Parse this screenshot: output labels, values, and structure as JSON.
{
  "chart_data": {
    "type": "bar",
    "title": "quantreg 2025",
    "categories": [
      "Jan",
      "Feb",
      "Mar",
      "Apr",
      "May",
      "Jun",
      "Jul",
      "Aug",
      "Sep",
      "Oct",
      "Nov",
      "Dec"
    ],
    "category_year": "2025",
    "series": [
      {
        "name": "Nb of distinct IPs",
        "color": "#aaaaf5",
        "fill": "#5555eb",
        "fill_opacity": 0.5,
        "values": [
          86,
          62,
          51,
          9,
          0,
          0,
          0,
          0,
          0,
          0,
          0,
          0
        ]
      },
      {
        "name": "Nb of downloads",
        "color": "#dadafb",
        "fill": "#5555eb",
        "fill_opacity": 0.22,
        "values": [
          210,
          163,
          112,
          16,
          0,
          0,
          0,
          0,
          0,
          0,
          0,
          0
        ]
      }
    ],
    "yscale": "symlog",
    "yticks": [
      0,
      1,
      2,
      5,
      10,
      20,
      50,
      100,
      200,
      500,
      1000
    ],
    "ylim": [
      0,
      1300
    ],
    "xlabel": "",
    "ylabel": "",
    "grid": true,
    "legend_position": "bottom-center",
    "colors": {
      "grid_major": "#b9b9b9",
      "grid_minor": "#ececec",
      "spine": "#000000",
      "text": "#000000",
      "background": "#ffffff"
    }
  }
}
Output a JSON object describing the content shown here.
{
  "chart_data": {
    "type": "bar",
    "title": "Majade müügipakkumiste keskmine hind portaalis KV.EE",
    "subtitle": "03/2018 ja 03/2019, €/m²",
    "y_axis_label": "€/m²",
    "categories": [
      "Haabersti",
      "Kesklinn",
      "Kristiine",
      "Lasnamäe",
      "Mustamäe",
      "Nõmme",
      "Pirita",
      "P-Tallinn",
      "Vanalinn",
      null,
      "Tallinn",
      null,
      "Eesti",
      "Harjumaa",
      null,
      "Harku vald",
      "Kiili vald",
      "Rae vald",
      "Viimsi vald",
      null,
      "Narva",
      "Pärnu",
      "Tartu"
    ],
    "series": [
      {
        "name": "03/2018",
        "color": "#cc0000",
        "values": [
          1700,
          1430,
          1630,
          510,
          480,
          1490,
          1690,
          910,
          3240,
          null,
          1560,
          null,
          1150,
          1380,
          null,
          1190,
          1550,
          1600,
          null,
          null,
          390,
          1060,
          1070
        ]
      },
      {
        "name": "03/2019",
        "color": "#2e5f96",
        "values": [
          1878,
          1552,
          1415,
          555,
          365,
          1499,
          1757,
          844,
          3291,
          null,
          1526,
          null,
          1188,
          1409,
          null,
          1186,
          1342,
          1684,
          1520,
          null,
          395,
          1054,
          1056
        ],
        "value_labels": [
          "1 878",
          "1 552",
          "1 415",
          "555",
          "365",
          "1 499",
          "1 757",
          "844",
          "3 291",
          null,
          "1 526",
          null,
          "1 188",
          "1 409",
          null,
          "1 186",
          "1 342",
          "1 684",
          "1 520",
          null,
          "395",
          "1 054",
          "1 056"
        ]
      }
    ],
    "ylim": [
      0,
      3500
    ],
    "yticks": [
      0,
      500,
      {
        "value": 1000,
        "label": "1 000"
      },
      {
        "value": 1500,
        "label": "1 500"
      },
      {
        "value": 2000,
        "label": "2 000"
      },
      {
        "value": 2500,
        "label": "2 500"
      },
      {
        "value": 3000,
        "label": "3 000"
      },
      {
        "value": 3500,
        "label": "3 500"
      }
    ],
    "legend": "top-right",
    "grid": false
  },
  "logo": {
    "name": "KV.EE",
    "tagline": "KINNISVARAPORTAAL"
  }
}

______________________________

» Task statement
Return all of the data word for word.

» Exercise response
Parse this screenshot: output labels, values, and structure as JSON.
{
  "chart_data": {
    "type": "bar",
    "title": "quantreg 2025",
    "categories": [
      "Jan",
      "Feb",
      "Mar",
      "Apr",
      "May",
      "Jun",
      "Jul",
      "Aug",
      "Sep",
      "Oct",
      "Nov",
      "Dec"
    ],
    "category_year": "2025",
    "series": [
      {
        "name": "Nb of distinct IPs",
        "color": "#aaaaf5",
        "fill": "#5555eb",
        "fill_opacity": 0.5,
        "values": [
          86,
          62,
          51,
          9,
          0,
          0,
          0,
          0,
          0,
          0,
          0,
          0
        ]
      },
      {
        "name": "Nb of downloads",
        "color": "#dadafb",
        "fill": "#5555eb",
        "fill_opacity": 0.22,
        "values": [
          210,
          163,
          112,
          16,
          0,
          0,
          0,
          0,
          0,
          0,
          0,
          0
        ]
      }
    ],
    "yscale": "symlog",
    "yticks": [
      0,
      1,
      2,
      5,
      10,
      20,
      50,
      100,
      200,
      500,
      1000
    ],
    "ylim": [
      0,
      1300
    ],
    "xlabel": "",
    "ylabel": "",
    "grid": true,
    "legend_position": "bottom-center",
    "colors": {
      "grid_major": "#b9b9b9",
      "grid_minor": "#ececec",
      "spine": "#000000",
      "text": "#000000",
      "background": "#ffffff"
    }
  }
}
Output a JSON object describing the content shown here.
{
  "chart_data": {
    "type": "bar",
    "title": "Majade müügipakkumiste keskmine hind portaalis KV.EE",
    "subtitle": "03/2018 ja 03/2019, €/m²",
    "y_axis_label": "€/m²",
    "categories": [
      "Haabersti",
      "Kesklinn",
      "Kristiine",
      "Lasnamäe",
      "Mustamäe",
      "Nõmme",
      "Pirita",
      "P-Tallinn",
      "Vanalinn",
      null,
      "Tallinn",
      null,
      "Eesti",
      "Harjumaa",
      null,
      "Harku vald",
      "Kiili vald",
      "Rae vald",
      "Viimsi vald",
      null,
      "Narva",
      "Pärnu",
      "Tartu"
    ],
    "series": [
      {
        "name": "03/2018",
        "color": "#cc0000",
        "values": [
          1700,
          1430,
          1630,
          510,
          480,
          1490,
          1690,
          910,
          3240,
          null,
          1560,
          null,
          1150,
          1380,
          null,
          1190,
          1550,
          1600,
          null,
          null,
          390,
          1060,
          1070
        ]
      },
      {
        "name": "03/2019",
        "color": "#2e5f96",
        "values": [
          1878,
          1552,
          1415,
          555,
          365,
          1499,
          1757,
          844,
          3291,
          null,
          1526,
          null,
          1188,
          1409,
          null,
          1186,
          1342,
          1684,
          1520,
          null,
          395,
          1054,
          1056
        ],
        "value_labels": [
          "1 878",
          "1 552",
          "1 415",
          "555",
          "365",
          "1 499",
          "1 757",
          "844",
          "3 291",
          null,
          "1 526",
          null,
          "1 188",
          "1 409",
          null,
          "1 186",
          "1 342",
          "1 684",
          "1 520",
          null,
          "395",
          "1 054",
          "1 056"
        ]
      }
    ],
    "ylim": [
      0,
      3500
    ],
    "yticks": [
      0,
      500,
      {
        "value": 1000,
        "label": "1 000"
      },
      {
        "value": 1500,
        "label": "1 500"
      },
      {
        "value": 2000,
        "label": "2 000"
      },
      {
        "value": 2500,
        "label": "2 500"
      },
      {
        "value": 3000,
        "label": "3 000"
      },
      {
        "value": 3500,
        "label": "3 500"
      }
    ],
    "legend": "top-right",
    "grid": false
  },
  "logo": {
    "name": "KV.EE",
    "tagline": "KINNISVARAPORTAAL"
  }
}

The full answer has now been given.